▸ **THE EXERCISE**
Write out the material exactly, with the pictures left out.

(Stored data entries)
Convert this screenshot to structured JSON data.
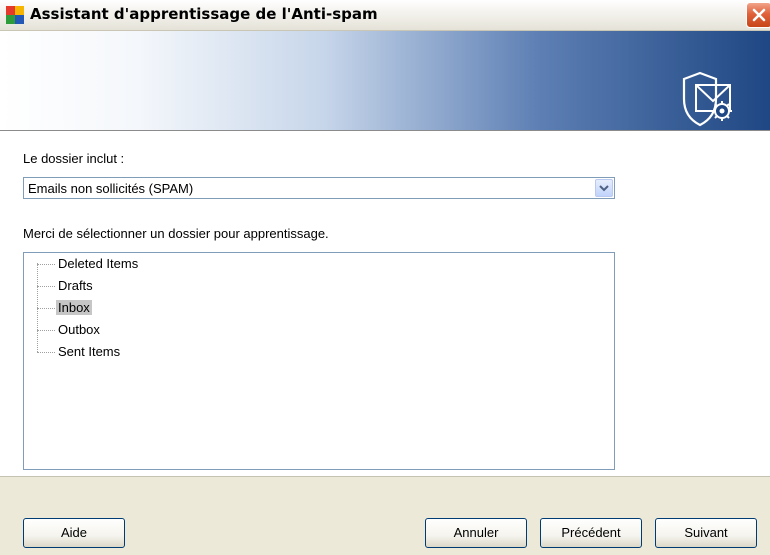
{
  "window": {
    "title": "Assistant d'apprentissage de l'Anti-spam",
    "app_icon": "avg-colored-squares-icon",
    "close_icon": "close-icon"
  },
  "banner": {
    "icon": "shield-envelope-gear-icon"
  },
  "folder_type": {
    "label": "Le dossier inclut :",
    "selected_value": "Emails non sollicités (SPAM)",
    "dropdown_icon": "chevron-down-icon"
  },
  "folder_tree": {
    "instruction": "Merci de sélectionner un dossier pour apprentissage.",
    "items": [
      {
        "label": "Deleted Items",
        "selected": false
      },
      {
        "label": "Drafts",
        "selected": false
      },
      {
        "label": "Inbox",
        "selected": true
      },
      {
        "label": "Outbox",
        "selected": false
      },
      {
        "label": "Sent Items",
        "selected": false
      }
    ]
  },
  "footer": {
    "help_label": "Aide",
    "cancel_label": "Annuler",
    "previous_label": "Précédent",
    "next_label": "Suivant"
  },
  "colors": {
    "banner_dark": "#1f4783",
    "selection": "#c6c6c6",
    "border": "#7f9db9"
  }
}
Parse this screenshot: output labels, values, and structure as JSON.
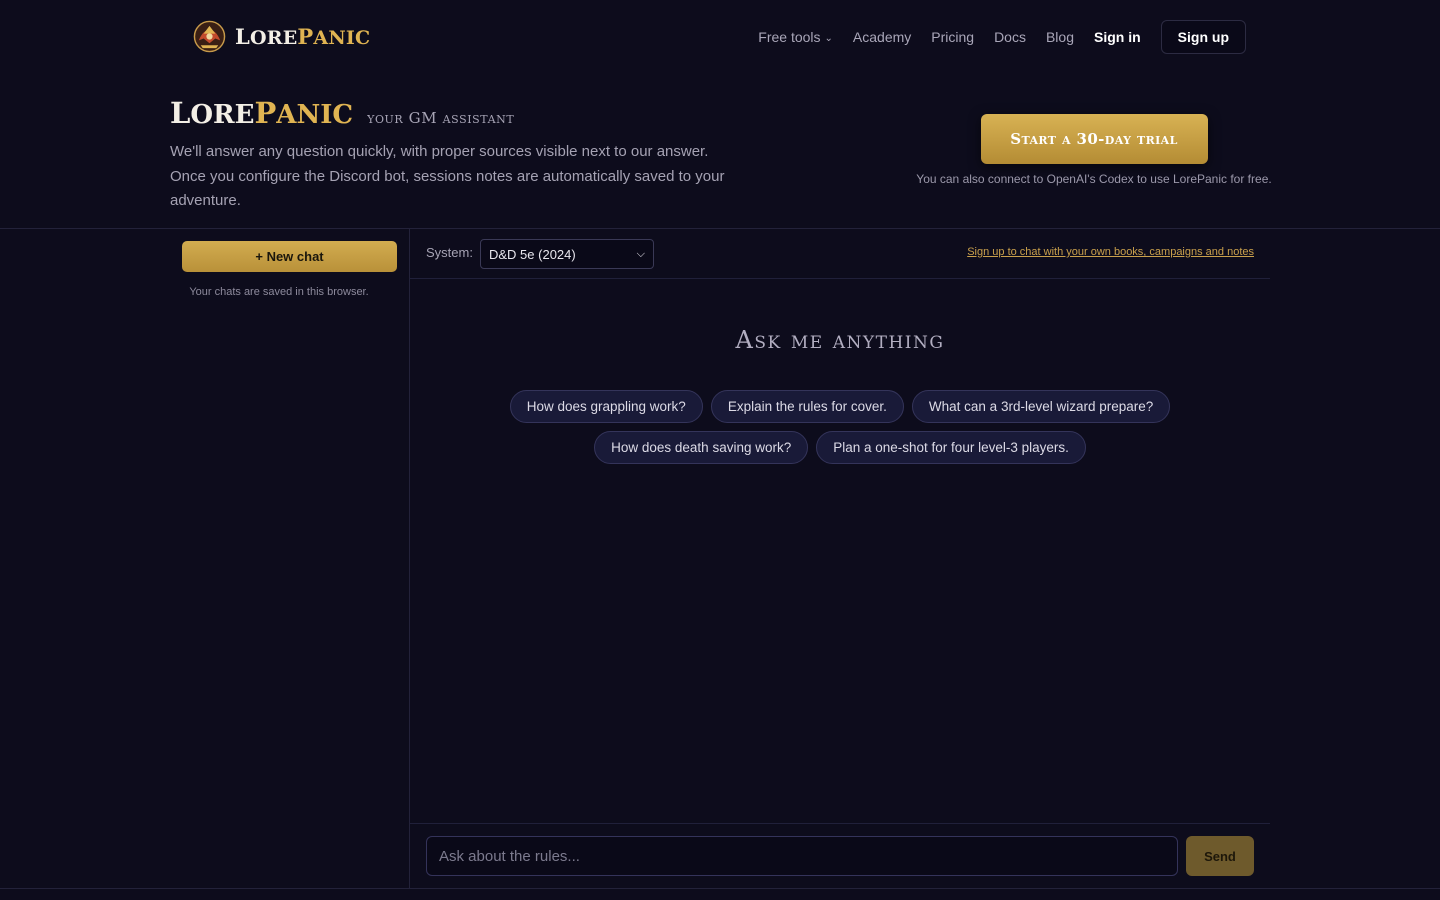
{
  "brand": {
    "lead": "L",
    "part1": "ORE",
    "lead2": "P",
    "part2": "ANIC"
  },
  "nav": {
    "free_tools": "Free tools",
    "academy": "Academy",
    "pricing": "Pricing",
    "docs": "Docs",
    "blog": "Blog",
    "sign_in": "Sign in",
    "sign_up": "Sign up"
  },
  "hero": {
    "tagline": "your GM assistant",
    "description": "We'll answer any question quickly, with proper sources visible next to our answer. Once you configure the Discord bot, sessions notes are automatically saved to your adventure.",
    "cta_label": "Start a 30-day trial",
    "cta_note": "You can also connect to OpenAI's Codex to use LorePanic for free."
  },
  "sidebar": {
    "new_chat_label": "+ New chat",
    "saved_note": "Your chats are saved in this browser."
  },
  "chat": {
    "system_label": "System:",
    "system_value": "D&D 5e (2024)",
    "signup_link": "Sign up to chat with your own books, campaigns and notes",
    "heading": "Ask me anything",
    "suggestions_row1": [
      "How does grappling work?",
      "Explain the rules for cover.",
      "What can a 3rd-level wizard prepare?"
    ],
    "suggestions_row2": [
      "How does death saving work?",
      "Plan a one-shot for four level-3 players."
    ],
    "input_placeholder": "Ask about the rules...",
    "send_label": "Send"
  },
  "colors": {
    "background": "#0d0c1c",
    "gold": "#e0b452",
    "chip_bg": "#191a38"
  },
  "icons": {
    "logo": "dragon-crest-icon",
    "dropdown": "chevron-down-icon"
  }
}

▸ **EXPECTED ANSWER**
Convert this screenshot to structured JSON data.
{
  "window": {
    "title": "Assistant d'apprentissage de l'Anti-spam",
    "app_icon": "avg-colored-squares-icon",
    "close_icon": "close-icon"
  },
  "banner": {
    "icon": "shield-envelope-gear-icon"
  },
  "folder_type": {
    "label": "Le dossier inclut :",
    "selected_value": "Emails non sollicités (SPAM)",
    "dropdown_icon": "chevron-down-icon"
  },
  "folder_tree": {
    "instruction": "Merci de sélectionner un dossier pour apprentissage.",
    "items": [
      {
        "label": "Deleted Items",
        "selected": false
      },
      {
        "label": "Drafts",
        "selected": false
      },
      {
        "label": "Inbox",
        "selected": true
      },
      {
        "label": "Outbox",
        "selected": false
      },
      {
        "label": "Sent Items",
        "selected": false
      }
    ]
  },
  "footer": {
    "help_label": "Aide",
    "cancel_label": "Annuler",
    "previous_label": "Précédent",
    "next_label": "Suivant"
  },
  "colors": {
    "banner_dark": "#1f4783",
    "selection": "#c6c6c6",
    "border": "#7f9db9"
  }
}
Parse this screenshot: output labels, values, and structure as JSON.
{
  "brand": {
    "lead": "L",
    "part1": "ORE",
    "lead2": "P",
    "part2": "ANIC"
  },
  "nav": {
    "free_tools": "Free tools",
    "academy": "Academy",
    "pricing": "Pricing",
    "docs": "Docs",
    "blog": "Blog",
    "sign_in": "Sign in",
    "sign_up": "Sign up"
  },
  "hero": {
    "tagline": "your GM assistant",
    "description": "We'll answer any question quickly, with proper sources visible next to our answer. Once you configure the Discord bot, sessions notes are automatically saved to your adventure.",
    "cta_label": "Start a 30-day trial",
    "cta_note": "You can also connect to OpenAI's Codex to use LorePanic for free."
  },
  "sidebar": {
    "new_chat_label": "+ New chat",
    "saved_note": "Your chats are saved in this browser."
  },
  "chat": {
    "system_label": "System:",
    "system_value": "D&D 5e (2024)",
    "signup_link": "Sign up to chat with your own books, campaigns and notes",
    "heading": "Ask me anything",
    "suggestions_row1": [
      "How does grappling work?",
      "Explain the rules for cover.",
      "What can a 3rd-level wizard prepare?"
    ],
    "suggestions_row2": [
      "How does death saving work?",
      "Plan a one-shot for four level-3 players."
    ],
    "input_placeholder": "Ask about the rules...",
    "send_label": "Send"
  },
  "colors": {
    "background": "#0d0c1c",
    "gold": "#e0b452",
    "chip_bg": "#191a38"
  },
  "icons": {
    "logo": "dragon-crest-icon",
    "dropdown": "chevron-down-icon"
  }
}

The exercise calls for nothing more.